◆ **What this task involves**
Copy all the material that follows, keeping every character the same.

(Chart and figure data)
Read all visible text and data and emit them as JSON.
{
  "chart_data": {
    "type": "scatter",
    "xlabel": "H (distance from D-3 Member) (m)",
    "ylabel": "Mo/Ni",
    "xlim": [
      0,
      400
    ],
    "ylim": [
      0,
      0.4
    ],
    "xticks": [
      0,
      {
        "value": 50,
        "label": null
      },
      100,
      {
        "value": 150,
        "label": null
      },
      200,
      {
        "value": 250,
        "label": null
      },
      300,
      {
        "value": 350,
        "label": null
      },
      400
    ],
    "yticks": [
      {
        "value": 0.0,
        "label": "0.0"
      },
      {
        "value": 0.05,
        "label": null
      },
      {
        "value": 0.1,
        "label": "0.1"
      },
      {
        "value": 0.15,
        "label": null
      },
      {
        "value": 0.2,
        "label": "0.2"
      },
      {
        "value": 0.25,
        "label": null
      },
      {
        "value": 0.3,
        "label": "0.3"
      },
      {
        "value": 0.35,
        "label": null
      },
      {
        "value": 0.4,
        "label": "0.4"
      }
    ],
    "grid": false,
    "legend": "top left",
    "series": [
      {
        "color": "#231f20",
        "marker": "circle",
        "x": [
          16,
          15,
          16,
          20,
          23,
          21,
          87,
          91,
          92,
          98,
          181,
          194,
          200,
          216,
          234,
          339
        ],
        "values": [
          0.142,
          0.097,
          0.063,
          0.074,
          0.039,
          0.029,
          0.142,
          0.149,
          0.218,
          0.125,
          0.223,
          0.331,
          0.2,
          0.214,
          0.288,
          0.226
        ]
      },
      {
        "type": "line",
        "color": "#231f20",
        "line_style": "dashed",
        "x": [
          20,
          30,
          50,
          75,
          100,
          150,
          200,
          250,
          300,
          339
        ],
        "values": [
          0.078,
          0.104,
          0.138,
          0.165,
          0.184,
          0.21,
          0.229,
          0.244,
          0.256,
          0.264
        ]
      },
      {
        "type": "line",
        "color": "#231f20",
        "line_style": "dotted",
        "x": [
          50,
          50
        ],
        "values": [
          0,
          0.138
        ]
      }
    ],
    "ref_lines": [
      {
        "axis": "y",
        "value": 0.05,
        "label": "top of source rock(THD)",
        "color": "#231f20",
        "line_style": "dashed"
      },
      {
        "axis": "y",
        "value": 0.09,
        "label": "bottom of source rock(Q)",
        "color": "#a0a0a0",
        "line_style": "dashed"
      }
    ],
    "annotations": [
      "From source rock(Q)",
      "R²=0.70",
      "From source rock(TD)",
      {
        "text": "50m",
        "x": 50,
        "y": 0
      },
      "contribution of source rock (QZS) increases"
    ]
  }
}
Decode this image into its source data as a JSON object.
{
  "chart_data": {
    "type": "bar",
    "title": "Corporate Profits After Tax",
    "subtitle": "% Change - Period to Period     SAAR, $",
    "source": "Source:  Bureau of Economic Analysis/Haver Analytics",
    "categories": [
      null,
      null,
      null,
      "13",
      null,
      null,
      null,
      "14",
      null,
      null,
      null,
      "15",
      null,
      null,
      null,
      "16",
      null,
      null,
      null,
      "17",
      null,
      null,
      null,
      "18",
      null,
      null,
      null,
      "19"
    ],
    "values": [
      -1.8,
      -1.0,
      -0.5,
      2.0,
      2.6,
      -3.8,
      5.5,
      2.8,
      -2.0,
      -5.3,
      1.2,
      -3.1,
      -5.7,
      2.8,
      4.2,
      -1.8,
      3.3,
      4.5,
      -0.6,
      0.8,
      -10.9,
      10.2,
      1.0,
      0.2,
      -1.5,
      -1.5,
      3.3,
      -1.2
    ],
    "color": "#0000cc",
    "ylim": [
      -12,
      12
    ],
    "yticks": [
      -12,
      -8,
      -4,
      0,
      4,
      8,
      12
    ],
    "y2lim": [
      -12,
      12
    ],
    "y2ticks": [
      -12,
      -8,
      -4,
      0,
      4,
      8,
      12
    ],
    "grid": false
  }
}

◆ **Result below**
Read all visible text and data and emit them as JSON.
{
  "chart_data": {
    "type": "scatter",
    "xlabel": "H (distance from D-3 Member) (m)",
    "ylabel": "Mo/Ni",
    "xlim": [
      0,
      400
    ],
    "ylim": [
      0,
      0.4
    ],
    "xticks": [
      0,
      {
        "value": 50,
        "label": null
      },
      100,
      {
        "value": 150,
        "label": null
      },
      200,
      {
        "value": 250,
        "label": null
      },
      300,
      {
        "value": 350,
        "label": null
      },
      400
    ],
    "yticks": [
      {
        "value": 0.0,
        "label": "0.0"
      },
      {
        "value": 0.05,
        "label": null
      },
      {
        "value": 0.1,
        "label": "0.1"
      },
      {
        "value": 0.15,
        "label": null
      },
      {
        "value": 0.2,
        "label": "0.2"
      },
      {
        "value": 0.25,
        "label": null
      },
      {
        "value": 0.3,
        "label": "0.3"
      },
      {
        "value": 0.35,
        "label": null
      },
      {
        "value": 0.4,
        "label": "0.4"
      }
    ],
    "grid": false,
    "legend": "top left",
    "series": [
      {
        "color": "#231f20",
        "marker": "circle",
        "x": [
          16,
          15,
          16,
          20,
          23,
          21,
          87,
          91,
          92,
          98,
          181,
          194,
          200,
          216,
          234,
          339
        ],
        "values": [
          0.142,
          0.097,
          0.063,
          0.074,
          0.039,
          0.029,
          0.142,
          0.149,
          0.218,
          0.125,
          0.223,
          0.331,
          0.2,
          0.214,
          0.288,
          0.226
        ]
      },
      {
        "type": "line",
        "color": "#231f20",
        "line_style": "dashed",
        "x": [
          20,
          30,
          50,
          75,
          100,
          150,
          200,
          250,
          300,
          339
        ],
        "values": [
          0.078,
          0.104,
          0.138,
          0.165,
          0.184,
          0.21,
          0.229,
          0.244,
          0.256,
          0.264
        ]
      },
      {
        "type": "line",
        "color": "#231f20",
        "line_style": "dotted",
        "x": [
          50,
          50
        ],
        "values": [
          0,
          0.138
        ]
      }
    ],
    "ref_lines": [
      {
        "axis": "y",
        "value": 0.05,
        "label": "top of source rock(THD)",
        "color": "#231f20",
        "line_style": "dashed"
      },
      {
        "axis": "y",
        "value": 0.09,
        "label": "bottom of source rock(Q)",
        "color": "#a0a0a0",
        "line_style": "dashed"
      }
    ],
    "annotations": [
      "From source rock(Q)",
      "R²=0.70",
      "From source rock(TD)",
      {
        "text": "50m",
        "x": 50,
        "y": 0
      },
      "contribution of source rock (QZS) increases"
    ]
  }
}
Decode this image into its source data as a JSON object.
{
  "chart_data": {
    "type": "bar",
    "title": "Corporate Profits After Tax",
    "subtitle": "% Change - Period to Period     SAAR, $",
    "source": "Source:  Bureau of Economic Analysis/Haver Analytics",
    "categories": [
      null,
      null,
      null,
      "13",
      null,
      null,
      null,
      "14",
      null,
      null,
      null,
      "15",
      null,
      null,
      null,
      "16",
      null,
      null,
      null,
      "17",
      null,
      null,
      null,
      "18",
      null,
      null,
      null,
      "19"
    ],
    "values": [
      -1.8,
      -1.0,
      -0.5,
      2.0,
      2.6,
      -3.8,
      5.5,
      2.8,
      -2.0,
      -5.3,
      1.2,
      -3.1,
      -5.7,
      2.8,
      4.2,
      -1.8,
      3.3,
      4.5,
      -0.6,
      0.8,
      -10.9,
      10.2,
      1.0,
      0.2,
      -1.5,
      -1.5,
      3.3,
      -1.2
    ],
    "color": "#0000cc",
    "ylim": [
      -12,
      12
    ],
    "yticks": [
      -12,
      -8,
      -4,
      0,
      4,
      8,
      12
    ],
    "y2lim": [
      -12,
      12
    ],
    "y2ticks": [
      -12,
      -8,
      -4,
      0,
      4,
      8,
      12
    ],
    "grid": false
  }
}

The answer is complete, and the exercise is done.